# Given task
Every entry should be repeated exactly. Omit the pictures.

— START —

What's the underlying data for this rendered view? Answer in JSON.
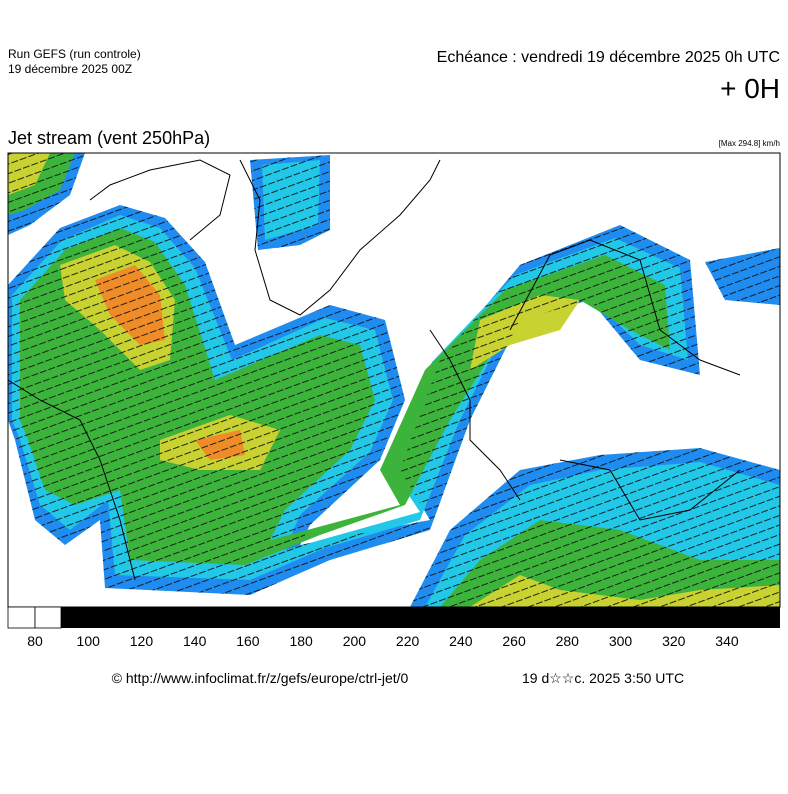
{
  "header": {
    "run": "Run GEFS (run controle)",
    "run_date": "19 décembre 2025 00Z",
    "forecast": "Echéance : vendredi 19 décembre 2025 0h UTC",
    "lead": "+ 0H",
    "title": "Jet stream (vent 250hPa)",
    "max": "[Max 294.8] km/h"
  },
  "colorbar": {
    "ticks": [
      80,
      100,
      120,
      140,
      160,
      180,
      200,
      220,
      240,
      260,
      280,
      300,
      320,
      340
    ]
  },
  "footer": {
    "url": "© http://www.infoclimat.fr/z/gefs/europe/ctrl-jet/0",
    "stamp": "19 d☆☆c. 2025  3:50 UTC"
  }
}
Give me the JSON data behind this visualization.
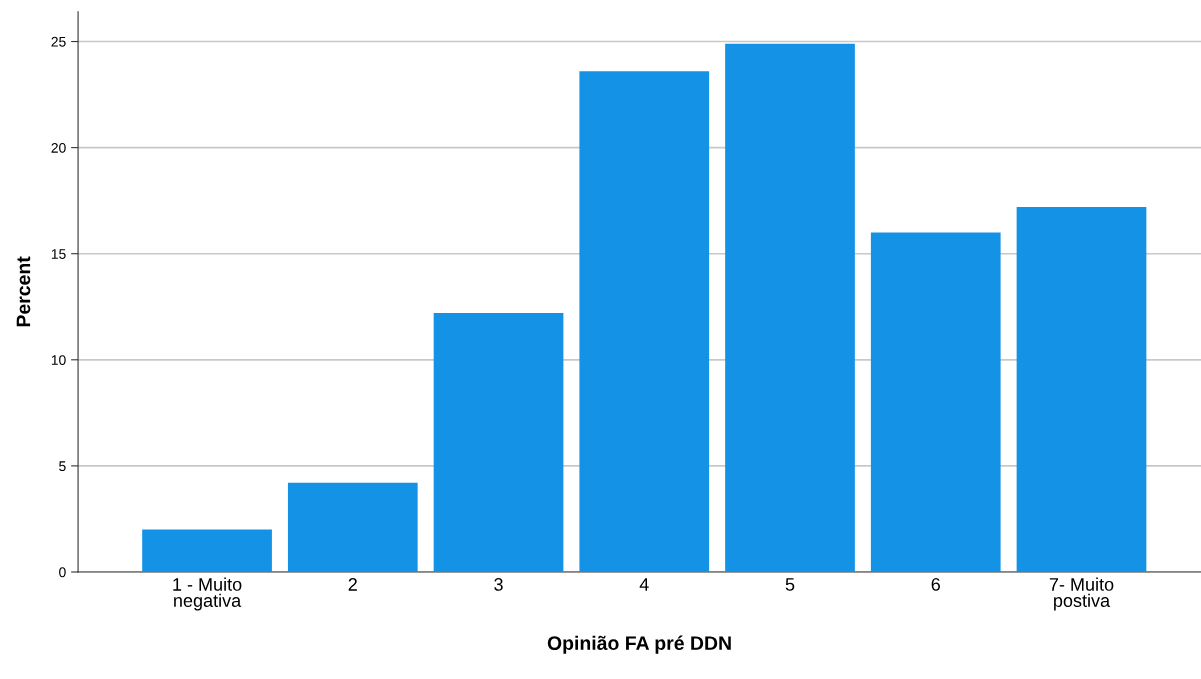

— END —

# Response for this exercise
What's the underlying data for this rendered view? Answer in JSON.
{
  "header": {
    "run": "Run GEFS (run controle)",
    "run_date": "19 décembre 2025 00Z",
    "forecast": "Echéance : vendredi 19 décembre 2025 0h UTC",
    "lead": "+ 0H",
    "title": "Jet stream (vent 250hPa)",
    "max": "[Max 294.8] km/h"
  },
  "colorbar": {
    "ticks": [
      80,
      100,
      120,
      140,
      160,
      180,
      200,
      220,
      240,
      260,
      280,
      300,
      320,
      340
    ]
  },
  "footer": {
    "url": "© http://www.infoclimat.fr/z/gefs/europe/ctrl-jet/0",
    "stamp": "19 d☆☆c. 2025  3:50 UTC"
  }
}
Give me the JSON data behind this visualization.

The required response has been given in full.